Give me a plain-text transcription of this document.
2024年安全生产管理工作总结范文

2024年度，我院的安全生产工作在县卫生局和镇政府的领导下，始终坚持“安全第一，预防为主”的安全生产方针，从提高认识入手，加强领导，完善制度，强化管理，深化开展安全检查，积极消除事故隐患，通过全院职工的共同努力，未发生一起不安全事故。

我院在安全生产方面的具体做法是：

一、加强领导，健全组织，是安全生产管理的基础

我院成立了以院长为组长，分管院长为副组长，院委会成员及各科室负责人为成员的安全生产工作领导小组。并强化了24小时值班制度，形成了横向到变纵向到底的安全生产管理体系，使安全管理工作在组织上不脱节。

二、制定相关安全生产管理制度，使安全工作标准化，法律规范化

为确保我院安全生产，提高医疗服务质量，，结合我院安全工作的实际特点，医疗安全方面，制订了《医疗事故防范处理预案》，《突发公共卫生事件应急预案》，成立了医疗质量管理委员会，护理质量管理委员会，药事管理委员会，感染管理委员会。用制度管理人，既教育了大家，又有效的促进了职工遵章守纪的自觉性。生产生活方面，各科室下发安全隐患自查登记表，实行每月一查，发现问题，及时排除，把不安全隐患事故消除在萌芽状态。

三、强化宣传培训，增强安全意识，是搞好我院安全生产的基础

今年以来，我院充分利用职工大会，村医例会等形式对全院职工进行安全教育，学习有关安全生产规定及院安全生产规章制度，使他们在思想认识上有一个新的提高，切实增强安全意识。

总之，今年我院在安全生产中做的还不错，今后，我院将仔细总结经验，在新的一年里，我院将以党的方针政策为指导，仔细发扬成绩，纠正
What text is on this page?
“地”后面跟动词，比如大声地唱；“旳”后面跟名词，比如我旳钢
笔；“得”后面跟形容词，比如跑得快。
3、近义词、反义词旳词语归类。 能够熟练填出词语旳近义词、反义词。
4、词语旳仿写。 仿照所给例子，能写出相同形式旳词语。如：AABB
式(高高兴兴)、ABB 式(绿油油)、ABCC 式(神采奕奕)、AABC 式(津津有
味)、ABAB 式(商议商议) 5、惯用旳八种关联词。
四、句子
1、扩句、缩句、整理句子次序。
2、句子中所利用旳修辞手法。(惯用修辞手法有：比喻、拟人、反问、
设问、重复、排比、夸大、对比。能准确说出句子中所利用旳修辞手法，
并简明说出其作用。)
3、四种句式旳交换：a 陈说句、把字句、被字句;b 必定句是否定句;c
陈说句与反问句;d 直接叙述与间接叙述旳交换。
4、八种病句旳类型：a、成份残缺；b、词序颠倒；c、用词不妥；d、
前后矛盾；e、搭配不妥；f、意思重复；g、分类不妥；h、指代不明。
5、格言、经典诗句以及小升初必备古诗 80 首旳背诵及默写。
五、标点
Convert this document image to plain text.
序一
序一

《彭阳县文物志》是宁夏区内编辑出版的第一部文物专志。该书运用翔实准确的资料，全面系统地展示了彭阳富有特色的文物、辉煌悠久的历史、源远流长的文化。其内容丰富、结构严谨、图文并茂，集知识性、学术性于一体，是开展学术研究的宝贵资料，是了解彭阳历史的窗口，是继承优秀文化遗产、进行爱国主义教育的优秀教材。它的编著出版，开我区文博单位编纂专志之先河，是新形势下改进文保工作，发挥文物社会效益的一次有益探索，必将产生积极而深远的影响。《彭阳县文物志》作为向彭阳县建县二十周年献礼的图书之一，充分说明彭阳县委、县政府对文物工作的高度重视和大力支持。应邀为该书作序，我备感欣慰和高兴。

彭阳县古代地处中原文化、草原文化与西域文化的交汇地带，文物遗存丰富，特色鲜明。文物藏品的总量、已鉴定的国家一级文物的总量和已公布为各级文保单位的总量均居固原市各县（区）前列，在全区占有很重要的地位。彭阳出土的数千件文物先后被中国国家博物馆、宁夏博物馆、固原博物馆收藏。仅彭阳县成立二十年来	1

■ What this task involves ■
From the preceding material, extract every line exactly.

■ The solution ■
Give me a plain-text transcription of this document.
2024年安全生产管理工作总结范文

2024年度，我院的安全生产工作在县卫生局和镇政府的领导下，始终坚持“安全第一，预防为主”的安全生产方针，从提高认识入手，加强领导，完善制度，强化管理，深化开展安全检查，积极消除事故隐患，通过全院职工的共同努力，未发生一起不安全事故。

我院在安全生产方面的具体做法是：

一、加强领导，健全组织，是安全生产管理的基础

我院成立了以院长为组长，分管院长为副组长，院委会成员及各科室负责人为成员的安全生产工作领导小组。并强化了24小时值班制度，形成了横向到变纵向到底的安全生产管理体系，使安全管理工作在组织上不脱节。

二、制定相关安全生产管理制度，使安全工作标准化，法律规范化

为确保我院安全生产，提高医疗服务质量，，结合我院安全工作的实际特点，医疗安全方面，制订了《医疗事故防范处理预案》，《突发公共卫生事件应急预案》，成立了医疗质量管理委员会，护理质量管理委员会，药事管理委员会，感染管理委员会。用制度管理人，既教育了大家，又有效的促进了职工遵章守纪的自觉性。生产生活方面，各科室下发安全隐患自查登记表，实行每月一查，发现问题，及时排除，把不安全隐患事故消除在萌芽状态。

三、强化宣传培训，增强安全意识，是搞好我院安全生产的基础

今年以来，我院充分利用职工大会，村医例会等形式对全院职工进行安全教育，学习有关安全生产规定及院安全生产规章制度，使他们在思想认识上有一个新的提高，切实增强安全意识。

总之，今年我院在安全生产中做的还不错，今后，我院将仔细总结经验，在新的一年里，我院将以党的方针政策为指导，仔细发扬成绩，纠正
What text is on this page?
“地”后面跟动词，比如大声地唱；“旳”后面跟名词，比如我旳钢
笔；“得”后面跟形容词，比如跑得快。
3、近义词、反义词旳词语归类。 能够熟练填出词语旳近义词、反义词。
4、词语旳仿写。 仿照所给例子，能写出相同形式旳词语。如：AABB
式(高高兴兴)、ABB 式(绿油油)、ABCC 式(神采奕奕)、AABC 式(津津有
味)、ABAB 式(商议商议) 5、惯用旳八种关联词。
四、句子
1、扩句、缩句、整理句子次序。
2、句子中所利用旳修辞手法。(惯用修辞手法有：比喻、拟人、反问、
设问、重复、排比、夸大、对比。能准确说出句子中所利用旳修辞手法，
并简明说出其作用。)
3、四种句式旳交换：a 陈说句、把字句、被字句;b 必定句是否定句;c
陈说句与反问句;d 直接叙述与间接叙述旳交换。
4、八种病句旳类型：a、成份残缺；b、词序颠倒；c、用词不妥；d、
前后矛盾；e、搭配不妥；f、意思重复；g、分类不妥；h、指代不明。
5、格言、经典诗句以及小升初必备古诗 80 首旳背诵及默写。
五、标点
Convert this document image to plain text.
序一
序一

《彭阳县文物志》是宁夏区内编辑出版的第一部文物专志。该书运用翔实准确的资料，全面系统地展示了彭阳富有特色的文物、辉煌悠久的历史、源远流长的文化。其内容丰富、结构严谨、图文并茂，集知识性、学术性于一体，是开展学术研究的宝贵资料，是了解彭阳历史的窗口，是继承优秀文化遗产、进行爱国主义教育的优秀教材。它的编著出版，开我区文博单位编纂专志之先河，是新形势下改进文保工作，发挥文物社会效益的一次有益探索，必将产生积极而深远的影响。《彭阳县文物志》作为向彭阳县建县二十周年献礼的图书之一，充分说明彭阳县委、县政府对文物工作的高度重视和大力支持。应邀为该书作序，我备感欣慰和高兴。

彭阳县古代地处中原文化、草原文化与西域文化的交汇地带，文物遗存丰富，特色鲜明。文物藏品的总量、已鉴定的国家一级文物的总量和已公布为各级文保单位的总量均居固原市各县（区）前列，在全区占有很重要的地位。彭阳出土的数千件文物先后被中国国家博物馆、宁夏博物馆、固原博物馆收藏。仅彭阳县成立二十年来	1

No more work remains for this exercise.